* _Stored items_:
***
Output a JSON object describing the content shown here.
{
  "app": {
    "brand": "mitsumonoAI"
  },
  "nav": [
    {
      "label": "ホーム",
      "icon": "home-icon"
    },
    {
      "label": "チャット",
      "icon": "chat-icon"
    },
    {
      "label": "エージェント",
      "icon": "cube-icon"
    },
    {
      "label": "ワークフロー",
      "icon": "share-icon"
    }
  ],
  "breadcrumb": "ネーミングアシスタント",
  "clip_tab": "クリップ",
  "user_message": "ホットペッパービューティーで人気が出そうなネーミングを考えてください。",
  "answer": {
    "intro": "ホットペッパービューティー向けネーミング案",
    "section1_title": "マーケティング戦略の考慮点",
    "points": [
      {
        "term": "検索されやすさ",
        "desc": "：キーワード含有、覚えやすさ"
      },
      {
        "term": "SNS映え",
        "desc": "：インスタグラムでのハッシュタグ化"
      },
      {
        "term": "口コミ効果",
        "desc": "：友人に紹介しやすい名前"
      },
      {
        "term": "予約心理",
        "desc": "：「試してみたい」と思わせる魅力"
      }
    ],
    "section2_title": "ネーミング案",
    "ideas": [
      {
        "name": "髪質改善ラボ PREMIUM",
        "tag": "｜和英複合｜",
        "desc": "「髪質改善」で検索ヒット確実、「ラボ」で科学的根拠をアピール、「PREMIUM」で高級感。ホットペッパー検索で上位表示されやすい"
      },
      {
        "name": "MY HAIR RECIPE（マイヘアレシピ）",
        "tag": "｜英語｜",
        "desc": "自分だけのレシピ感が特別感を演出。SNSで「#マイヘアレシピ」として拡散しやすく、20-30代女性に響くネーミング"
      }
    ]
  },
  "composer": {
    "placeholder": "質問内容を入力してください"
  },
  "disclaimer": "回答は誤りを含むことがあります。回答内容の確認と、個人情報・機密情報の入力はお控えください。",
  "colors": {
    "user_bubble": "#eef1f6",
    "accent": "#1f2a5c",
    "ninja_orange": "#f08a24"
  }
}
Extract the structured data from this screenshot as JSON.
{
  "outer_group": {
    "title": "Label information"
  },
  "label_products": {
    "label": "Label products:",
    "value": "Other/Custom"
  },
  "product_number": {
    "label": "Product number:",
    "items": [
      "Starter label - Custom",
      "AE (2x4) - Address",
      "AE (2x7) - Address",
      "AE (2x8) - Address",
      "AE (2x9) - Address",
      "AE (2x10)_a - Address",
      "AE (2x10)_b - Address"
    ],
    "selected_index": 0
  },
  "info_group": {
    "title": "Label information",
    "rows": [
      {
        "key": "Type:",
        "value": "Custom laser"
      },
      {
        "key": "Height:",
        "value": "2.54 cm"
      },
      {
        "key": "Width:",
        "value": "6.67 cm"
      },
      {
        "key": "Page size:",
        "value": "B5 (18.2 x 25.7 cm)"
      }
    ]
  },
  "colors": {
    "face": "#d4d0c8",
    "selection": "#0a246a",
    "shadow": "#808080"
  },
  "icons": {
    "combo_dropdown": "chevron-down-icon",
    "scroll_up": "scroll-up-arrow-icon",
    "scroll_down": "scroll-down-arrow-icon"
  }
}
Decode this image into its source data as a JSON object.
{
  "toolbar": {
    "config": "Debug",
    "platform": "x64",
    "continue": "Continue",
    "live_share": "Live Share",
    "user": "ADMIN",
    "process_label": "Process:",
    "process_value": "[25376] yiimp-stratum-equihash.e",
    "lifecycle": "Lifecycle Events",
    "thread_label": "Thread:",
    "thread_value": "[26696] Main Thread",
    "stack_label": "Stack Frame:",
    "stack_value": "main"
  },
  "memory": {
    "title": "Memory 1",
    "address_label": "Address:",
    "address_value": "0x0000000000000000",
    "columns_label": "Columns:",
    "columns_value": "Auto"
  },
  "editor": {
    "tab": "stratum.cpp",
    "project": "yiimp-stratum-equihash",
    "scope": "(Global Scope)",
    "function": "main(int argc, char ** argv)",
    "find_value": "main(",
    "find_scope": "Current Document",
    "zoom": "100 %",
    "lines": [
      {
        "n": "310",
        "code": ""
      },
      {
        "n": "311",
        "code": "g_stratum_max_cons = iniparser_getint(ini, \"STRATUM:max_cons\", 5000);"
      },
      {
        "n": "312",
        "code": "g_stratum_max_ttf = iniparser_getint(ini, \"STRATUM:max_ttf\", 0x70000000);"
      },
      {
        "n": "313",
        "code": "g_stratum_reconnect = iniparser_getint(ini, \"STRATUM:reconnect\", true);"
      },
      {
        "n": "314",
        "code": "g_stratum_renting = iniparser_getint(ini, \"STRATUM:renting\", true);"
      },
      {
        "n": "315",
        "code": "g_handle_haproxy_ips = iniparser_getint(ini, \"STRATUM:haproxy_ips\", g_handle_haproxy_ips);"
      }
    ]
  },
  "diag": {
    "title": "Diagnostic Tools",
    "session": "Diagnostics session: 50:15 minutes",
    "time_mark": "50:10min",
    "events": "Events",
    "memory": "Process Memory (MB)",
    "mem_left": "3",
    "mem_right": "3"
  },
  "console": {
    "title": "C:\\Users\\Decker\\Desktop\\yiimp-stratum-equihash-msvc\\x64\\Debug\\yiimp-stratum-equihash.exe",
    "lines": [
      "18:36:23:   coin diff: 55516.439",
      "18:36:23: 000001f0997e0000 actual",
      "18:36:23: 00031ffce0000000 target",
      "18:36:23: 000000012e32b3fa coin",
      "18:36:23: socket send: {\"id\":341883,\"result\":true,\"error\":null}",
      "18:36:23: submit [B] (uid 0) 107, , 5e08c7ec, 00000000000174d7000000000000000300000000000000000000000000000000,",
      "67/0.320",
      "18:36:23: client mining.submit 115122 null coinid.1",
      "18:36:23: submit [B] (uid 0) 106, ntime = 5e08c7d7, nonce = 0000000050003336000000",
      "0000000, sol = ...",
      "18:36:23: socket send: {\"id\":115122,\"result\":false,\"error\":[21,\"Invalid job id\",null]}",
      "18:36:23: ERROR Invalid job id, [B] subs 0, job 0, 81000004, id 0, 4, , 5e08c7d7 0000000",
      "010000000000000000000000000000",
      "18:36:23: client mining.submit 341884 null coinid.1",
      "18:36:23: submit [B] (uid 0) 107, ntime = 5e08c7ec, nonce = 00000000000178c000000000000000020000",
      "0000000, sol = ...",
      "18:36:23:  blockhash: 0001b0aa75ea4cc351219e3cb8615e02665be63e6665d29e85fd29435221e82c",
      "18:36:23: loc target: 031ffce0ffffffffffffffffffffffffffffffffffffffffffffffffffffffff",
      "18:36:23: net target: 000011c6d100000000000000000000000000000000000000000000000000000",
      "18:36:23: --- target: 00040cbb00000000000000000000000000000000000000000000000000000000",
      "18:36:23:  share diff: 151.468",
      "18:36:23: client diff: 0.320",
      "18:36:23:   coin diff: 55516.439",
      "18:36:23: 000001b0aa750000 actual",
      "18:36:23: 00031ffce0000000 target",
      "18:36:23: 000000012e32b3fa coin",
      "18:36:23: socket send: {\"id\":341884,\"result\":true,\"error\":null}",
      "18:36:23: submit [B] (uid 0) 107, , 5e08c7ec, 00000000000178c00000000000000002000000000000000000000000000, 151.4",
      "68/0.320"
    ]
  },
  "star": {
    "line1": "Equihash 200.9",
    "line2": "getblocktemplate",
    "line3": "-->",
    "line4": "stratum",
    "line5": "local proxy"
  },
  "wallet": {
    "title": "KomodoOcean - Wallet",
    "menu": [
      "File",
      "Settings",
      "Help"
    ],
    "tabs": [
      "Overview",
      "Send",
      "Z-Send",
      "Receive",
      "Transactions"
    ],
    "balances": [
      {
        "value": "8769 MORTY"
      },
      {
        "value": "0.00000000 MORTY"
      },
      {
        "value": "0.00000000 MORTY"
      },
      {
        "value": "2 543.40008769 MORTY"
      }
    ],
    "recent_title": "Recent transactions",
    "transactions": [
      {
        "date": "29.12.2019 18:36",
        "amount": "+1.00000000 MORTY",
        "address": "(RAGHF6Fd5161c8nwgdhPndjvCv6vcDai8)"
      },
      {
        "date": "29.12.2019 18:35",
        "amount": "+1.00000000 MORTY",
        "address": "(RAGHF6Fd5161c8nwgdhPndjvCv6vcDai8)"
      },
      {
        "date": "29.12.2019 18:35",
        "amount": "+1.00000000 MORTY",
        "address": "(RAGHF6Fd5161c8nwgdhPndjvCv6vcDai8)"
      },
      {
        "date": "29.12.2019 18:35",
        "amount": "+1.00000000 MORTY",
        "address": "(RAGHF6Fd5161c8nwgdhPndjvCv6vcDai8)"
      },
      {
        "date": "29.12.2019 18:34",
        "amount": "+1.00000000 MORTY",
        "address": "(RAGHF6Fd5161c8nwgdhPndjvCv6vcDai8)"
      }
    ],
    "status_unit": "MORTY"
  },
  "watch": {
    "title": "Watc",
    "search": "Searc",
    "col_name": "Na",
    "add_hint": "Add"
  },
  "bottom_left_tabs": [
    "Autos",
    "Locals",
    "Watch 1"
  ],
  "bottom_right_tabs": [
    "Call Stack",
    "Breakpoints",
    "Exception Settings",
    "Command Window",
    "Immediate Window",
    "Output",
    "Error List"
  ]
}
***
All lines of the data above that include the word "result" must be shown.

      "18:36:23: socket send: {\"id\":341883,\"result\":true,\"error\":null}",
      "18:36:23: socket send: {\"id\":115122,\"result\":false,\"error\":[21,\"Invalid job id\",null]}",
      "18:36:23: socket send: {\"id\":341884,\"result\":true,\"error\":null}",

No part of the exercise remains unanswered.